I AM...


It has become my tradition to make the first page of a new journal an "I am..." page. It's a nice introduction page, and it's interesting to see how I've approached the page in different journals. This page was from a journal that I retired back in October.

A journal is never really complete. But there just comes a time when I am transitioning from the old to the new, and I just no longer work in the older journal. It gets placed on the shelf with all the other retired journals. So, far I'm up to eight retired journals, and I'm slowly wrapping up number nine.

Fun Word Activity

One of my favorite activities is to pick a random dictionary page and browse the words and select a word that I am simply drawn to. I repeat this, and list each word to create a list of juxtaposed words. It is almost like found or Surrealist poetry. I find the strange juxtaposition of words rather fascinating. So, the pages are selected randomly, but I conscientiously pick the words based more on immediate reaction.

The list of words on the left page of this two page spread, was done this way. This spread was created by layering pencil and pen drawing, writing, watercolor pencil, and watercolor. The photograph is a packaging tape transfer of actress Hedy Lamarr. More about that technique in a future post.

Words

For us the thing that separates the visual journal from a sketchbook or art journal is the inclusion of written language as an integral and visual element. The visual journal is the melding of the visual and verbal languages. Words help us to reflect on life and art. They help us process the good, the bad, and mundane of life. Words provide the impetus for thought and reflection. Words help us express ourselves, our intentions, and our feelings. Words provide meaning. Words are powerful.


Beginning visual journalists often have a hard time mixing the written and visual. Below are some easy ways to get words, thoughts, text, writing, reflections, and such into the art and, thus, creating rich pages.


1. Random Words - Pick random words from a dictionary, book, newspaper, magazine, or thesaurus. Write, draw, or stencil the word large on a page.


2. Stream of Consciousness - Write uninterrupted for 7 minutes or 15 minutes or a half hour. Write directly in the journal or on a separate piece of paper. Maybe highlight key words and phrases.


3. Quotes
- Find great quotes, and use them to spark a page.


4. Stencils
- Letter stencils are a quick and easy way to draw words.


5. Cut Words
- Look for big words and phrases in newspaper and magazine headlines. Cut them out an collage them into the journal. Or cut individual letters and collage them in "ransom letter" style.


6. Lists
- Make lists - shopping lists, to-do lists, favorites lists, places-to-go lists, if-I-had-a-million-dollars lists, etc.


7. Prompts
- Pick themes to write about such as "I believe..." "I don't believe..." "I want..." "I need..." "Today I feel..."


8. Found Poetry
- Pick random words from a source and form them into a poem.


9. Printed Text
- Print writings, instructions, or information from the computer, or photocopy book and magazine pages, and glue into a page.


10. Scrabble Letters and Magnetic Poetry
- Glue the actually letters or words into the journal, or make a photocopy of the best words or letters, and collage them in.


11. Take Notes
- Jot down notes from meetings, readings, and what not. Did you learn about a new technique or material? Jot down the details so you don't forget.

12. Rubber or Hand-carved Stamps - Use stamps to stamp in letters, words, and numbers.

13. Questions - Ask yourself a bunch of big, thought-provoking questions, and write them in your journal. Better yet, draw them in or create a Question Page. It's OK not to have answers.

○ ○ ○ ○ ○

GIVEN INSTRUCTION 1: Rewrite the records starting at the line containing "Annotate this image: element" and ending at the line containing "contour-label-bg bbox=[523, 733, 568, 782]", changing "contour-label-bg" to "contour-label-background" and keeping everything else the same. Omit the pictures.

DATA EXCERPTS:

○ ○ ○ ○ ○

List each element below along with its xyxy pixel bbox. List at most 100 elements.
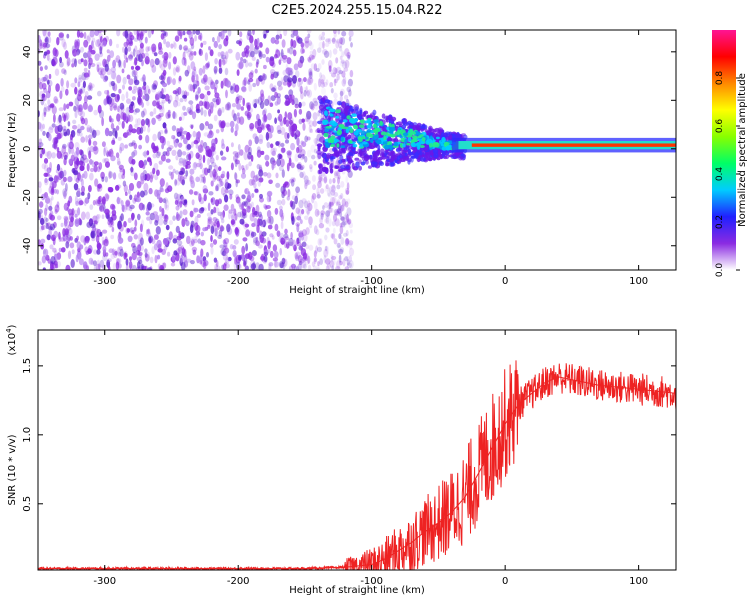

○ ○ ○ ○ ○

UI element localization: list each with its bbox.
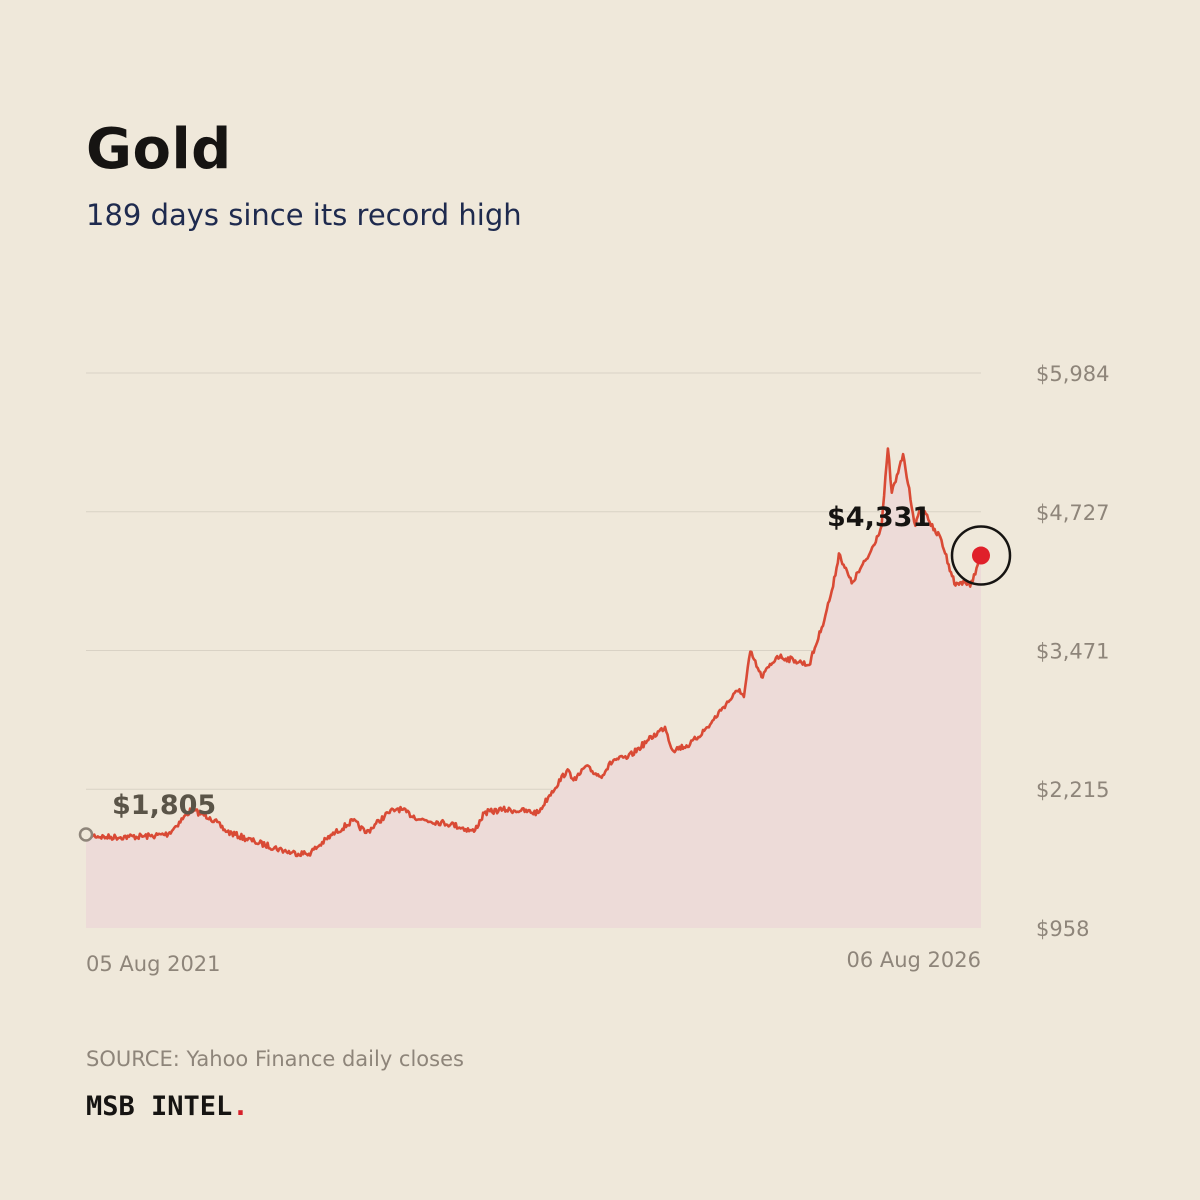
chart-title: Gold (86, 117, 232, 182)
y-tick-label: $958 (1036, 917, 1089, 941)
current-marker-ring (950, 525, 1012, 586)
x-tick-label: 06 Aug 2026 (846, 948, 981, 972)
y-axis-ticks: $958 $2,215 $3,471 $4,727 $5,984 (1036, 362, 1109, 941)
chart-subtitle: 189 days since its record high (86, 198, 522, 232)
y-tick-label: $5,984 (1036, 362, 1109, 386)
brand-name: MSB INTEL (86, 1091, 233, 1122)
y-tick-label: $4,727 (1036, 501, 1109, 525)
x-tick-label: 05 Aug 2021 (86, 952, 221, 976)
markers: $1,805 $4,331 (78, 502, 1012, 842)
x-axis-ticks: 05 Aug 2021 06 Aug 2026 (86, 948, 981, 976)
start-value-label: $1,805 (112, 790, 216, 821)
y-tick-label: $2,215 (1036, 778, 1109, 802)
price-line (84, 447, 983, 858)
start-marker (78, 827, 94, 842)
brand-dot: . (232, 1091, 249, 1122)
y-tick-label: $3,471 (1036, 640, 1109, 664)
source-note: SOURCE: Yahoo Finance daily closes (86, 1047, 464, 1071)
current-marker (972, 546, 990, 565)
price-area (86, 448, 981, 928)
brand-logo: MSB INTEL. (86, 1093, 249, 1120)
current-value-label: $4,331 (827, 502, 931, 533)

○ ○ ○ ○ ○

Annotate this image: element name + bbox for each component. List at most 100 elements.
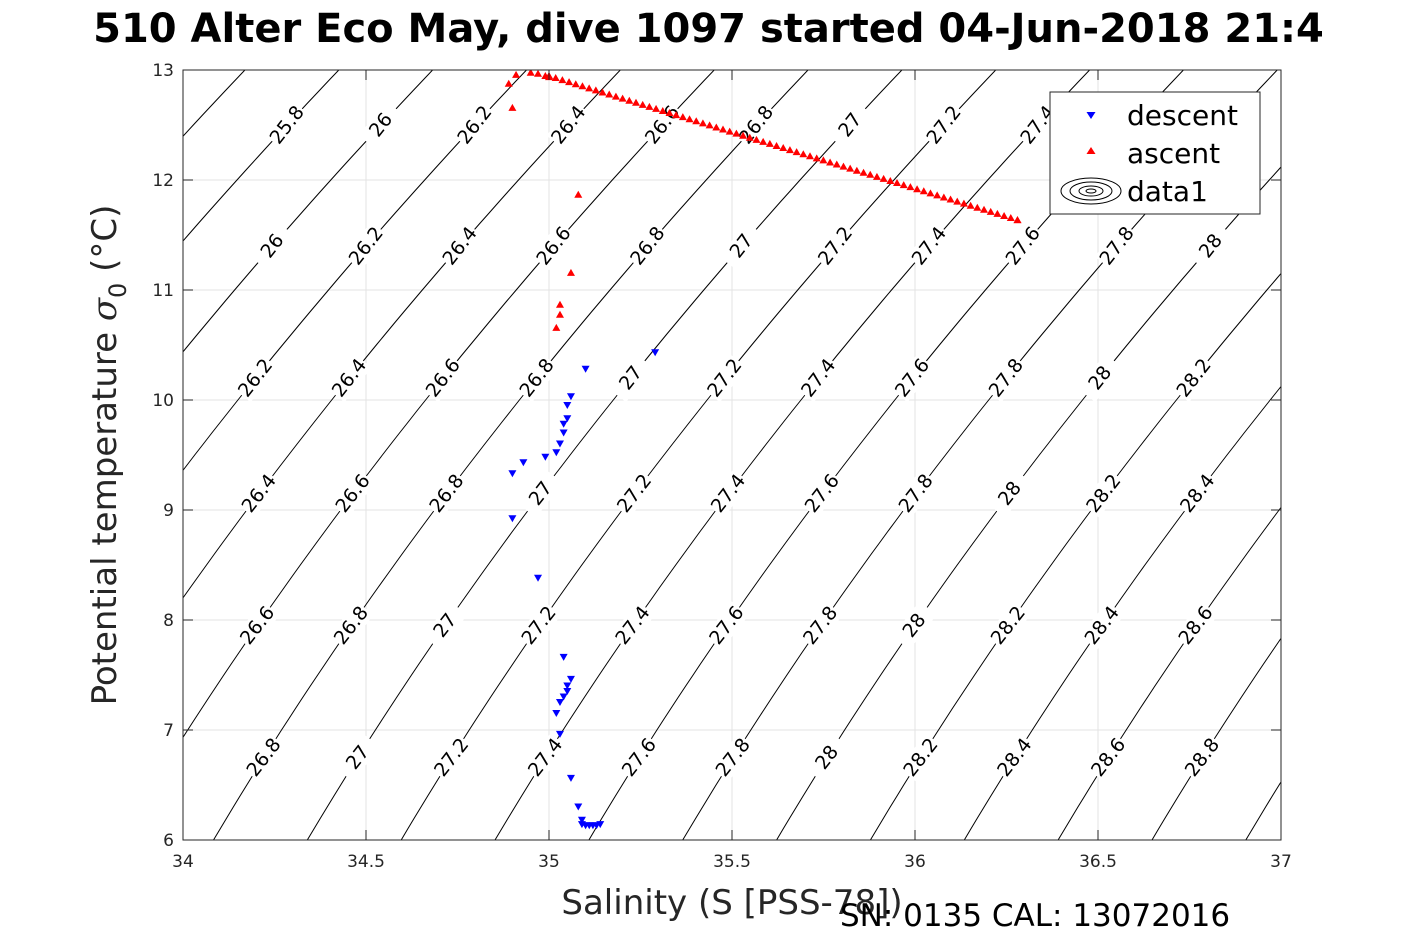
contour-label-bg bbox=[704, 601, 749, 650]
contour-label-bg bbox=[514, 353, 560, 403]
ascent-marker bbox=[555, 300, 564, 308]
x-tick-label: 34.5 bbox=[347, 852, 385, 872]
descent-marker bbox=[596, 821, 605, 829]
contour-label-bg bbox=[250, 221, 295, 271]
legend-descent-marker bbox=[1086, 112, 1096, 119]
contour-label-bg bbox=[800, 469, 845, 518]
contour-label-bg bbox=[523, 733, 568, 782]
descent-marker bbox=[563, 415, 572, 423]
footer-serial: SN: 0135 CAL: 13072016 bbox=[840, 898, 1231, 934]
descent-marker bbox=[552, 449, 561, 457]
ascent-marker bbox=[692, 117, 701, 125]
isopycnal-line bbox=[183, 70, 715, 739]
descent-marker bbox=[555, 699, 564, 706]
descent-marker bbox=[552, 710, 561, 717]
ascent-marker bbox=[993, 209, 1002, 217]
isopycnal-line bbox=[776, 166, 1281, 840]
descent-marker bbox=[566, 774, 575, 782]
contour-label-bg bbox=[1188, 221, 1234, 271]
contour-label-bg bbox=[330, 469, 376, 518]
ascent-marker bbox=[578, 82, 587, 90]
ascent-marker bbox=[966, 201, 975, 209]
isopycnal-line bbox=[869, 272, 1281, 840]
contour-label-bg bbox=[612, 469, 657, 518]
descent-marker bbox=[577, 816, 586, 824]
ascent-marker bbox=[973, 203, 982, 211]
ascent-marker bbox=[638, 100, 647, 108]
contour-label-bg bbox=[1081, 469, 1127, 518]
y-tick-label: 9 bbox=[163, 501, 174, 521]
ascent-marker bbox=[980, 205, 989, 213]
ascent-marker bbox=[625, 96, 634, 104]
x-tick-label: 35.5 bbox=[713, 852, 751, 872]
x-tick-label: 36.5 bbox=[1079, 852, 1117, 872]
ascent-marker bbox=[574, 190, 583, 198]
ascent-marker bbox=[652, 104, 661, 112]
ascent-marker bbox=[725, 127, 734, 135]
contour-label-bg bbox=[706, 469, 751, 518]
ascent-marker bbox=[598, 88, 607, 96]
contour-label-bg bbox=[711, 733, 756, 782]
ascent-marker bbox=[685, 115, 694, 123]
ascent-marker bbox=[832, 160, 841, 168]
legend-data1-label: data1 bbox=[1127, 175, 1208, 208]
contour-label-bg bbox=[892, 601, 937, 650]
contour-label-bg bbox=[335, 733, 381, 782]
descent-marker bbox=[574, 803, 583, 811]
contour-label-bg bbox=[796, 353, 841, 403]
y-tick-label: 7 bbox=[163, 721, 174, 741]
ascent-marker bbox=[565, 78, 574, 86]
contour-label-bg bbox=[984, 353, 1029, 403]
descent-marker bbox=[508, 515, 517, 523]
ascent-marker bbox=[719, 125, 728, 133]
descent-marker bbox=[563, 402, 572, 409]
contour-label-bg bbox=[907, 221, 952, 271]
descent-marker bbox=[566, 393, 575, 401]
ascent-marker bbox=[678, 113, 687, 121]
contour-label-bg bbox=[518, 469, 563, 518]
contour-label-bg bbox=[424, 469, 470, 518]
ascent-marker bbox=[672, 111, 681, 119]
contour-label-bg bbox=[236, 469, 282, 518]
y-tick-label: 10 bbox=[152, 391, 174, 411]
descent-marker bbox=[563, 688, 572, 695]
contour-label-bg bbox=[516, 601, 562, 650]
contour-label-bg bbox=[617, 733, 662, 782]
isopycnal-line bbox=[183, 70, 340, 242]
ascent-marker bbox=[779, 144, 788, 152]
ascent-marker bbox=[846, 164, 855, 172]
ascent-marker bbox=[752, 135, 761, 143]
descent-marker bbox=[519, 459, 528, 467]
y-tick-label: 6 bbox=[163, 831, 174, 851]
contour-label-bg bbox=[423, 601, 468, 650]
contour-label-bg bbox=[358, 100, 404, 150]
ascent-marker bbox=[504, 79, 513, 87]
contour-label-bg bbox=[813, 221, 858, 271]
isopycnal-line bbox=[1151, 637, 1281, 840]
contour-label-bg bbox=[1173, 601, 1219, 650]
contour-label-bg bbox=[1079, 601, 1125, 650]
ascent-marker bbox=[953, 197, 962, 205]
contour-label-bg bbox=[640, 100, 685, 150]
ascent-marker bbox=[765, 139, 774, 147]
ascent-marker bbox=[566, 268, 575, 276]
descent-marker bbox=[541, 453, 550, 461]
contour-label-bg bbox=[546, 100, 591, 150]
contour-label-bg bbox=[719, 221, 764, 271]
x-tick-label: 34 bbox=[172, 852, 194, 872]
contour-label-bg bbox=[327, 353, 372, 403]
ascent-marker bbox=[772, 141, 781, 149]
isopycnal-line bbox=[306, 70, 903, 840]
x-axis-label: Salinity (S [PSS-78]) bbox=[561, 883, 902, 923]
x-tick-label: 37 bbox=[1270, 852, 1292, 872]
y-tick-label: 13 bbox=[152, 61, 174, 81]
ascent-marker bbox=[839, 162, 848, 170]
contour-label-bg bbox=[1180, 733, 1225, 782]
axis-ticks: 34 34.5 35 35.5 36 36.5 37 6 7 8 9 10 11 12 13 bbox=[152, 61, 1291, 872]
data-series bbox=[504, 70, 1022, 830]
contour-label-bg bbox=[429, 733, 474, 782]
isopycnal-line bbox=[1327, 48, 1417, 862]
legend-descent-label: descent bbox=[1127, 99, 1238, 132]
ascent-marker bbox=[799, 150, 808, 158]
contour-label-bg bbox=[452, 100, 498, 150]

○ ○ ○ ○ ○

GIVEN INSTRUCTION 2: Repeat the passage of the journaling text starting at "For us the thing" and ending at "Words are powerful.".

COMPLETE ANSWER 1:
Annotate this image: element name + bbox for each component. List at most 100 elements.
contour-label-background bbox=[704, 601, 749, 650]
contour-label-background bbox=[514, 353, 560, 403]
ascent-marker bbox=[555, 300, 564, 308]
x-tick-label: 34.5 bbox=[347, 852, 385, 872]
descent-marker bbox=[596, 821, 605, 829]
contour-label-background bbox=[250, 221, 295, 271]
legend-descent-marker bbox=[1086, 112, 1096, 119]
contour-label-background bbox=[800, 469, 845, 518]
contour-label-background bbox=[523, 733, 568, 782]

COMPLETE ANSWER 2:
For us the thing that separates the visual journal from a sketchbook or art journal is the inclusion of written language as an integral and visual element. The visual journal is the melding of the visual and verbal languages. Words help us to reflect on life and art. They help us process the good, the bad, and mundane of life. Words provide the impetus for thought and reflection. Words help us express ourselves, our intentions, and our feelings. Words provide meaning. Words are powerful.